Pick out each line containing the string "values".
────
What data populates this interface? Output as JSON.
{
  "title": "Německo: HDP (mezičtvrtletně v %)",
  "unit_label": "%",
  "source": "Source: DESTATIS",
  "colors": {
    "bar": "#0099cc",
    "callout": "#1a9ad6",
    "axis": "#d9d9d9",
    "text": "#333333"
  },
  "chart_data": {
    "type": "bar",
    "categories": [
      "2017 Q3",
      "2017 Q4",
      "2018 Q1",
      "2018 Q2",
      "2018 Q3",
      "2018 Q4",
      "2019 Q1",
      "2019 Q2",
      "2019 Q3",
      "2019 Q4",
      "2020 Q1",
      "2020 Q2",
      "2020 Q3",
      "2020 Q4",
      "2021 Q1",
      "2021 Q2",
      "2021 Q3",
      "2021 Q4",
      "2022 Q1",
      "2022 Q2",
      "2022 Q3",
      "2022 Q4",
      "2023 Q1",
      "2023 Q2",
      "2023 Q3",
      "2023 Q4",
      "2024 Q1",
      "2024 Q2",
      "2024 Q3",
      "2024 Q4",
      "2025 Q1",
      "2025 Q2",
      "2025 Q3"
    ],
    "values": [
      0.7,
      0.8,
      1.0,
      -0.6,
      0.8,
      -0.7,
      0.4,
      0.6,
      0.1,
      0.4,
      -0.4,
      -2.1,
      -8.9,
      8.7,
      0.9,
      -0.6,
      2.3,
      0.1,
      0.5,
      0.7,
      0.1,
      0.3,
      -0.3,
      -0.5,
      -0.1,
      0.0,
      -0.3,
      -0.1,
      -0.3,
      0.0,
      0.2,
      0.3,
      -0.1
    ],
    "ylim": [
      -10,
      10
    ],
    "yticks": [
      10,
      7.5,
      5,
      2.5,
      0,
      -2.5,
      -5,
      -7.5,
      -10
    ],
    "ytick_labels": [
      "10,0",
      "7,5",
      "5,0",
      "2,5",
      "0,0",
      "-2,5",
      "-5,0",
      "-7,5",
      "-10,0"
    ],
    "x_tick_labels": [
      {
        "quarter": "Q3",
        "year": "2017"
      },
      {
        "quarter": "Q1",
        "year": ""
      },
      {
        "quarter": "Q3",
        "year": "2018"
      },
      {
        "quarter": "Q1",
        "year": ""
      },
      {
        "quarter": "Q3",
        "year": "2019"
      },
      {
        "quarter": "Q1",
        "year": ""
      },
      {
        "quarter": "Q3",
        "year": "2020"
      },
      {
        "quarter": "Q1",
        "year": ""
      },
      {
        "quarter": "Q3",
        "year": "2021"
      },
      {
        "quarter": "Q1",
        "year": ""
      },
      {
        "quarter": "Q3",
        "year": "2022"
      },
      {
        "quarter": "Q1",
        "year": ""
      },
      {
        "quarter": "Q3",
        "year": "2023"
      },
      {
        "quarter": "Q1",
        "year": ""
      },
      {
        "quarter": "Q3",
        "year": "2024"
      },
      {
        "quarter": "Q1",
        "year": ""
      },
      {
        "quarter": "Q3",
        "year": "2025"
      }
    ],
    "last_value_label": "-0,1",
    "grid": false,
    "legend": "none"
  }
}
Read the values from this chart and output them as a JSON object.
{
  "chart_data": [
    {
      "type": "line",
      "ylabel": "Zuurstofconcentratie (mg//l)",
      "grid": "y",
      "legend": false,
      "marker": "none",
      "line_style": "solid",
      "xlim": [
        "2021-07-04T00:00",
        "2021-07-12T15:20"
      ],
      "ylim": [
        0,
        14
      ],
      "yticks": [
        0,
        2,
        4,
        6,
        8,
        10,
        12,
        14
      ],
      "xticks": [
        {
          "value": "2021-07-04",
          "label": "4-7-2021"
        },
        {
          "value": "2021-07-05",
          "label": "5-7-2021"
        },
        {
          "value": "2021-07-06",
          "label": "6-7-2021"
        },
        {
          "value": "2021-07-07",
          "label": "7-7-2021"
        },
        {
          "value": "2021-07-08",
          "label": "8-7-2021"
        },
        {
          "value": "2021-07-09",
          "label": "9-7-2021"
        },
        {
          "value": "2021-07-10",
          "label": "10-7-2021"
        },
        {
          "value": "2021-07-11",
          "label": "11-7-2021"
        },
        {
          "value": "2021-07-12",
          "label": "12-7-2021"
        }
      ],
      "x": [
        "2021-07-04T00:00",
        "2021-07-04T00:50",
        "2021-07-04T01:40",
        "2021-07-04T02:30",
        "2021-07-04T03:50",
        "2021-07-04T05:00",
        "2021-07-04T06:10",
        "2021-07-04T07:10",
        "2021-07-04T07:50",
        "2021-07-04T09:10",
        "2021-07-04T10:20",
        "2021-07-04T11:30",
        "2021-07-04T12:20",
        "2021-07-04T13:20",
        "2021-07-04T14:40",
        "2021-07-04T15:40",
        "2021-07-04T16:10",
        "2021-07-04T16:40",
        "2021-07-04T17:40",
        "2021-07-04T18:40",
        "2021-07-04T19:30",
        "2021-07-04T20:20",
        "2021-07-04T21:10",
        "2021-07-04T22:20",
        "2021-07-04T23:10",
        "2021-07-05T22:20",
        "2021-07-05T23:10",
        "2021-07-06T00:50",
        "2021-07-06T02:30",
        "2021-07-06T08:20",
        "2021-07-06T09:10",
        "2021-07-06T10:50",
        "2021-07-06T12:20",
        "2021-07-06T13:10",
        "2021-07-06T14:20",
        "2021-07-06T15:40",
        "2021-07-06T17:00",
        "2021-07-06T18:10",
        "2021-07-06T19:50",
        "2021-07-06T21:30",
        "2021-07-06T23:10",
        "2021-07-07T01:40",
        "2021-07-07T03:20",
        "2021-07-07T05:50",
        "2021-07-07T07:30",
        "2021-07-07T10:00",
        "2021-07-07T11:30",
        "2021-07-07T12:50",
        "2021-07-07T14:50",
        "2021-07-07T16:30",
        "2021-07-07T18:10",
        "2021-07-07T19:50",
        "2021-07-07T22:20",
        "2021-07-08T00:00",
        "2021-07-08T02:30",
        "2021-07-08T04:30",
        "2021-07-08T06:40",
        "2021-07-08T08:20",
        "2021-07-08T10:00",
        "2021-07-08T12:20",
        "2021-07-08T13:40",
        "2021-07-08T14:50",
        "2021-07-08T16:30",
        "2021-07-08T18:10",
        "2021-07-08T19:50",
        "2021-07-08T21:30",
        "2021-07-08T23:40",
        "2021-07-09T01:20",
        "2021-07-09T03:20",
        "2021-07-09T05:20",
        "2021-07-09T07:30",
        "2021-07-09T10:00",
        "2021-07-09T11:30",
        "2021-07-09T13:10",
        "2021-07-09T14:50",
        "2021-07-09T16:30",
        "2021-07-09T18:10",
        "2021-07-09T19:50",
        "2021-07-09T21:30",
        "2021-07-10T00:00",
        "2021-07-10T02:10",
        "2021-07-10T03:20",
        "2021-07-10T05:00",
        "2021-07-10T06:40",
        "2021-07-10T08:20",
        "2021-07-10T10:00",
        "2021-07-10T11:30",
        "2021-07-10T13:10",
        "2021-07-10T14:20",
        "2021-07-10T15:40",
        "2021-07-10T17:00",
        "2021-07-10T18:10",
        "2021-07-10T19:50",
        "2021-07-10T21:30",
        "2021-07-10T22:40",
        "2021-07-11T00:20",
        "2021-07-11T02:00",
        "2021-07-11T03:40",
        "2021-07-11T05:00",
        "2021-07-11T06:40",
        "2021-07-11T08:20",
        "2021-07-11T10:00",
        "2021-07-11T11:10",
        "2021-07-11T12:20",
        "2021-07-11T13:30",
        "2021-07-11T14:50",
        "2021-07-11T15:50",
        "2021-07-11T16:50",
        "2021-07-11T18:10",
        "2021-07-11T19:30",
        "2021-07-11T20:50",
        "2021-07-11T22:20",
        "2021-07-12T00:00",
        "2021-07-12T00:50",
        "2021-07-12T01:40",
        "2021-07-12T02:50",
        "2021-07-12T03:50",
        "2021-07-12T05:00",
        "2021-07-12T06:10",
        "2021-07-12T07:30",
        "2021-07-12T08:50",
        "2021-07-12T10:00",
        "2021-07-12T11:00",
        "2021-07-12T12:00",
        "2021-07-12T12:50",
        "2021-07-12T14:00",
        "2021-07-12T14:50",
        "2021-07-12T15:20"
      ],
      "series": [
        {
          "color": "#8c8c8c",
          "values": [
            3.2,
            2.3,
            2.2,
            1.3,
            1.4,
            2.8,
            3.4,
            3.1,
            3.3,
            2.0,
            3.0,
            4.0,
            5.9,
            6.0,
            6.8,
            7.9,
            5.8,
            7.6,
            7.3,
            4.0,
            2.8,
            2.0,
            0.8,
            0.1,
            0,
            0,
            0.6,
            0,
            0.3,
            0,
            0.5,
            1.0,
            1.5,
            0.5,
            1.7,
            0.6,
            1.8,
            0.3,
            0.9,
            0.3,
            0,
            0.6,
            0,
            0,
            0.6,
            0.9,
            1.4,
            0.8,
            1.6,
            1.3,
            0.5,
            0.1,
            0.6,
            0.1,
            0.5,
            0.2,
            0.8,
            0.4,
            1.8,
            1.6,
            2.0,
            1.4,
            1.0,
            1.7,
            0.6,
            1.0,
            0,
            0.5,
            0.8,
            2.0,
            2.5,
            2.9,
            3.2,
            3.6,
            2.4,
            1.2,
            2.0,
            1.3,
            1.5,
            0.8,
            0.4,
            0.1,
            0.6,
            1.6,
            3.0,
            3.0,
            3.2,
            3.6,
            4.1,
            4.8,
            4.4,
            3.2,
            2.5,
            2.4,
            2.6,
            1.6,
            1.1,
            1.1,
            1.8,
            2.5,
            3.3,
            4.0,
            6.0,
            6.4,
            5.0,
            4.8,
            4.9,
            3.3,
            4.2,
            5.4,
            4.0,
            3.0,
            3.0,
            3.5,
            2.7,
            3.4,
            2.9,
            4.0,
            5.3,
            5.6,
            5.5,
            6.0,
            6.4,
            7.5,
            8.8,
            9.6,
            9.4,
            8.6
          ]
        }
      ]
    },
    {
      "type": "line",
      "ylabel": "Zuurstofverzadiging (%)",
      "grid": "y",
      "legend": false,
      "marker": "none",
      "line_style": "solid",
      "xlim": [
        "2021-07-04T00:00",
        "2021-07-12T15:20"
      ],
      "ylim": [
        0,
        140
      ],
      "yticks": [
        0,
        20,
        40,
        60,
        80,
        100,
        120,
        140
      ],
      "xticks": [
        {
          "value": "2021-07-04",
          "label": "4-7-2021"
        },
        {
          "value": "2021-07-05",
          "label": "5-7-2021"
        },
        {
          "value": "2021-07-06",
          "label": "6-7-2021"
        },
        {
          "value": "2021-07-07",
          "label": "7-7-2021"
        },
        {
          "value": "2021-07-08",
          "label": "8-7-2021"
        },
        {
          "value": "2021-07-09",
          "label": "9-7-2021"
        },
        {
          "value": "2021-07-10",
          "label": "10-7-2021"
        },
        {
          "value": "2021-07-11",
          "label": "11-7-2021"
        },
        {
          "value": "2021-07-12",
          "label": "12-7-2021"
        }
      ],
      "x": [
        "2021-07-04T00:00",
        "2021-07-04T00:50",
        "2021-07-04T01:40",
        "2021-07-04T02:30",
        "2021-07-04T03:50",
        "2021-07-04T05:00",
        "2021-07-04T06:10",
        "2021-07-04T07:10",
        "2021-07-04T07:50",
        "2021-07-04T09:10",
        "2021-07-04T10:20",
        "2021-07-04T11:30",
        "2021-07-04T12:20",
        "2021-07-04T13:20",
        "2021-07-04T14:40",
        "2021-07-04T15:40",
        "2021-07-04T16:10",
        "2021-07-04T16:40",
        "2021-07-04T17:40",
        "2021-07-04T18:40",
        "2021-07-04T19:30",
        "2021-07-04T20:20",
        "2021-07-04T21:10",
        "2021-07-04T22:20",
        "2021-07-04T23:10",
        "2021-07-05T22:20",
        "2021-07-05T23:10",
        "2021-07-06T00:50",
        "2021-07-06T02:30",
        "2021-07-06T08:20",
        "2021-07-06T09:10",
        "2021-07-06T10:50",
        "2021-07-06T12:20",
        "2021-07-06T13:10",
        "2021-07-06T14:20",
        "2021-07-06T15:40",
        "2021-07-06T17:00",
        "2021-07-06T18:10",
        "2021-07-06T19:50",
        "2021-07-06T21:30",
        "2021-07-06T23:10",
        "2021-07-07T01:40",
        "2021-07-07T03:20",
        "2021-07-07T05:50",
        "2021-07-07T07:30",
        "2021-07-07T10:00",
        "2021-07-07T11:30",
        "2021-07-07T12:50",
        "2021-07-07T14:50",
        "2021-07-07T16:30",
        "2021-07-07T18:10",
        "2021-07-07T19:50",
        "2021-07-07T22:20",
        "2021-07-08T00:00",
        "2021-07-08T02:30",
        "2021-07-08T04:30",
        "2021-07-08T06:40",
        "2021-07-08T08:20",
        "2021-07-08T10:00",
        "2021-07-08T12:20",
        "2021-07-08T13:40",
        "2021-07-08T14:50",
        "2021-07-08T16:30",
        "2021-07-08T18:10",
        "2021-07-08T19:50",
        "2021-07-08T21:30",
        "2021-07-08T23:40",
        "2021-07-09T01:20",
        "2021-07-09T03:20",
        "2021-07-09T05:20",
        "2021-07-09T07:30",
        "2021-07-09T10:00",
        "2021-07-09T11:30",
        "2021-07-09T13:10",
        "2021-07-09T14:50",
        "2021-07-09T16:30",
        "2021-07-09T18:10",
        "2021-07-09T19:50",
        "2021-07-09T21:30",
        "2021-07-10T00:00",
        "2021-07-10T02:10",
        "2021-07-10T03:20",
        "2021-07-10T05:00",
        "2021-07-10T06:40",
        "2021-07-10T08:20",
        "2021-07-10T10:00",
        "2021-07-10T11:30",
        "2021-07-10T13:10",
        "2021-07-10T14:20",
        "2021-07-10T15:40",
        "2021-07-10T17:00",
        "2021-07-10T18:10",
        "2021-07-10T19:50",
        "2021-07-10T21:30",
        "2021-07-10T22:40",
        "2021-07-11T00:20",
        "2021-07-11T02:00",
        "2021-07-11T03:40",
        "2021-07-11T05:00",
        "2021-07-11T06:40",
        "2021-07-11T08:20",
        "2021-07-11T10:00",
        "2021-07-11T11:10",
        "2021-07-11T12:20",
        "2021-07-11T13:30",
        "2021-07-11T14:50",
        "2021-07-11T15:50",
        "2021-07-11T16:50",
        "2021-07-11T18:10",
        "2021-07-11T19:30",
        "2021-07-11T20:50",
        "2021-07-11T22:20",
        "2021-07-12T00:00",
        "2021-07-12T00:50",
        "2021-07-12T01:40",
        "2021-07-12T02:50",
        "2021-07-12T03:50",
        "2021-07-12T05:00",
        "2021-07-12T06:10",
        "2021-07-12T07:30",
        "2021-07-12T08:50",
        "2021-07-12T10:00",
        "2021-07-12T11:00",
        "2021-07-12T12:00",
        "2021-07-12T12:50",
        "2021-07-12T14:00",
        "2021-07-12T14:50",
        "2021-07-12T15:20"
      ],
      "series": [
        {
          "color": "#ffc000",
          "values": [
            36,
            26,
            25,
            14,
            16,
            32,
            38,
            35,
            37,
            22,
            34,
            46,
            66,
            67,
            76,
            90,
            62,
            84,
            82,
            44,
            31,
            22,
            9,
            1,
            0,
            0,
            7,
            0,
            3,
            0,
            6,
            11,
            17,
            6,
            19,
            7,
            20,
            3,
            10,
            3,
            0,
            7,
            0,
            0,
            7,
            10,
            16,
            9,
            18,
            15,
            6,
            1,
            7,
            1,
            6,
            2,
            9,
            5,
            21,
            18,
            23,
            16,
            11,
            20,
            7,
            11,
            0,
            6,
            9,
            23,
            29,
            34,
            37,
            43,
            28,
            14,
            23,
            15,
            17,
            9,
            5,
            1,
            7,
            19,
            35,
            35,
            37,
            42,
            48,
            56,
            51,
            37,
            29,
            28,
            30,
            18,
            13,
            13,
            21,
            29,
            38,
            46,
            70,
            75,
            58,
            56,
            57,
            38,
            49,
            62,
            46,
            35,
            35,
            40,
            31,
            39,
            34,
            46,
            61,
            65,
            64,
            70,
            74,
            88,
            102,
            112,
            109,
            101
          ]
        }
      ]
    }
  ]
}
────
Output for this task:
    "values": [
Read the values from this chart and output them as a JSON object.
          "values": [
          "values": [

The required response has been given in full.